[Data listing]

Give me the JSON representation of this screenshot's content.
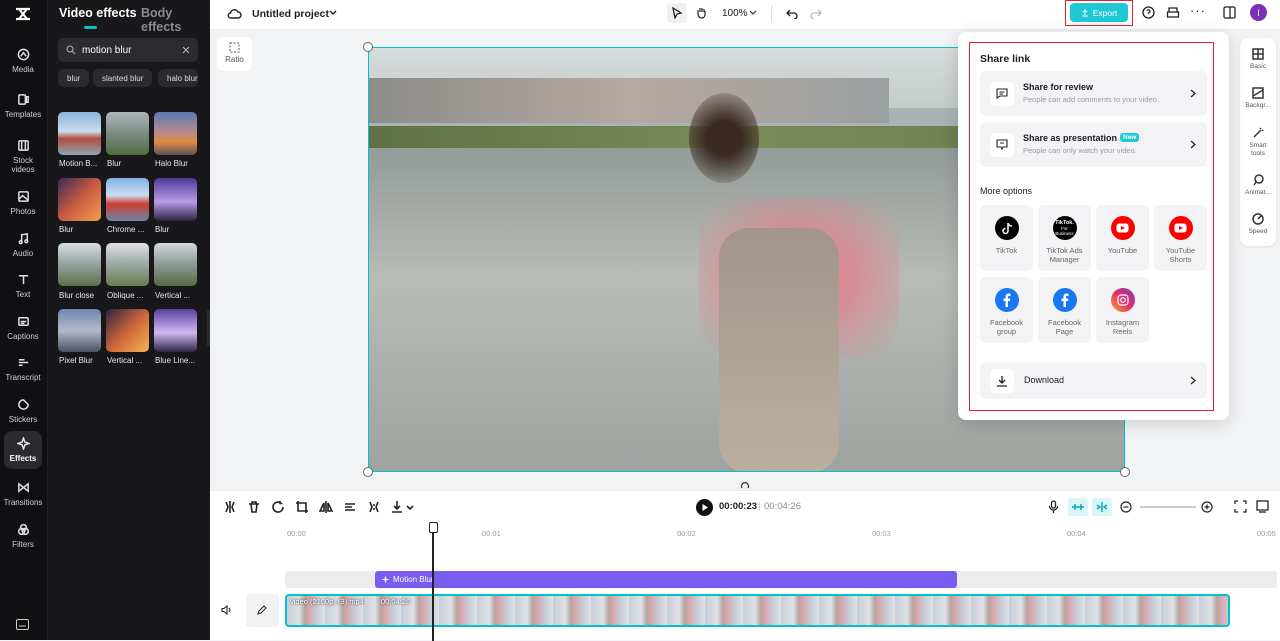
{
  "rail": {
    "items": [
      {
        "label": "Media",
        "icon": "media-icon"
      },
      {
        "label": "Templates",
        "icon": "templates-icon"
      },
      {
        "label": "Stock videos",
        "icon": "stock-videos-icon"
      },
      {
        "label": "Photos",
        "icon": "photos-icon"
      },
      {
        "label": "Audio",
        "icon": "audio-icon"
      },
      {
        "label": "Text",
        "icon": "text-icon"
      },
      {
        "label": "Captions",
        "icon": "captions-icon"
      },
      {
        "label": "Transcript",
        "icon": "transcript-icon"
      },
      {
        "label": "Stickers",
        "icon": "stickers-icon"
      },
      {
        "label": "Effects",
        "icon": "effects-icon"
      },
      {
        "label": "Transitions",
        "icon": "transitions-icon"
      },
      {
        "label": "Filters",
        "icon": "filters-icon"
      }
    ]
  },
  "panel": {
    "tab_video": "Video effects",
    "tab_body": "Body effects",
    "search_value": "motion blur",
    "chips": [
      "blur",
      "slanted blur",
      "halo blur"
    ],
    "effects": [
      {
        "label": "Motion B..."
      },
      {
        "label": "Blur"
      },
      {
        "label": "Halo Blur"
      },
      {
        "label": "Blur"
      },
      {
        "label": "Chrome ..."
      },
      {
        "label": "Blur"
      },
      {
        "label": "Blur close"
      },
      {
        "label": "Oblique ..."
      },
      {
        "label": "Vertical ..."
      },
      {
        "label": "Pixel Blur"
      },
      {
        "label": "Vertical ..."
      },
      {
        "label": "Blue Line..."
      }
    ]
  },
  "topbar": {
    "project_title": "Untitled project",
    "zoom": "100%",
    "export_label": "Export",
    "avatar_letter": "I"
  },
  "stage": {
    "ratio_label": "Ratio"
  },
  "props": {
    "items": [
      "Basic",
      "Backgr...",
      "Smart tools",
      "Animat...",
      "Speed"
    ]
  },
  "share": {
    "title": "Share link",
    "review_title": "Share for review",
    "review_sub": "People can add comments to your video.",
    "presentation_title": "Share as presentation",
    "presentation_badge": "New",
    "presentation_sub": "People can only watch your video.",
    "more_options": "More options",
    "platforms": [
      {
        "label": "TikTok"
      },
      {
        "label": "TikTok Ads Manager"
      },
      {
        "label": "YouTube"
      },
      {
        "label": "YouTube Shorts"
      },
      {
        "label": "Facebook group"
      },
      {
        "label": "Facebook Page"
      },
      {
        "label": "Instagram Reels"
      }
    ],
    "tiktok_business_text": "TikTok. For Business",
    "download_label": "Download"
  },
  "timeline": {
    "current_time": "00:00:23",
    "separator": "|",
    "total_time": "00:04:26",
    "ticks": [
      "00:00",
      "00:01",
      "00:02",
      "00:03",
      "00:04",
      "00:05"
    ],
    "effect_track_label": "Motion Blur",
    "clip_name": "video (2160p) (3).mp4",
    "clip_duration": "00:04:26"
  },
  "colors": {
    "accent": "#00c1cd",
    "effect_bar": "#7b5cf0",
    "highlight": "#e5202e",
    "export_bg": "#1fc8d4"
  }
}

WORK TO DO:
Select the lines that carry the string "YouTube" and copy them.

RESPONSE:
        "label": "YouTube"
        "label": "YouTube Shorts"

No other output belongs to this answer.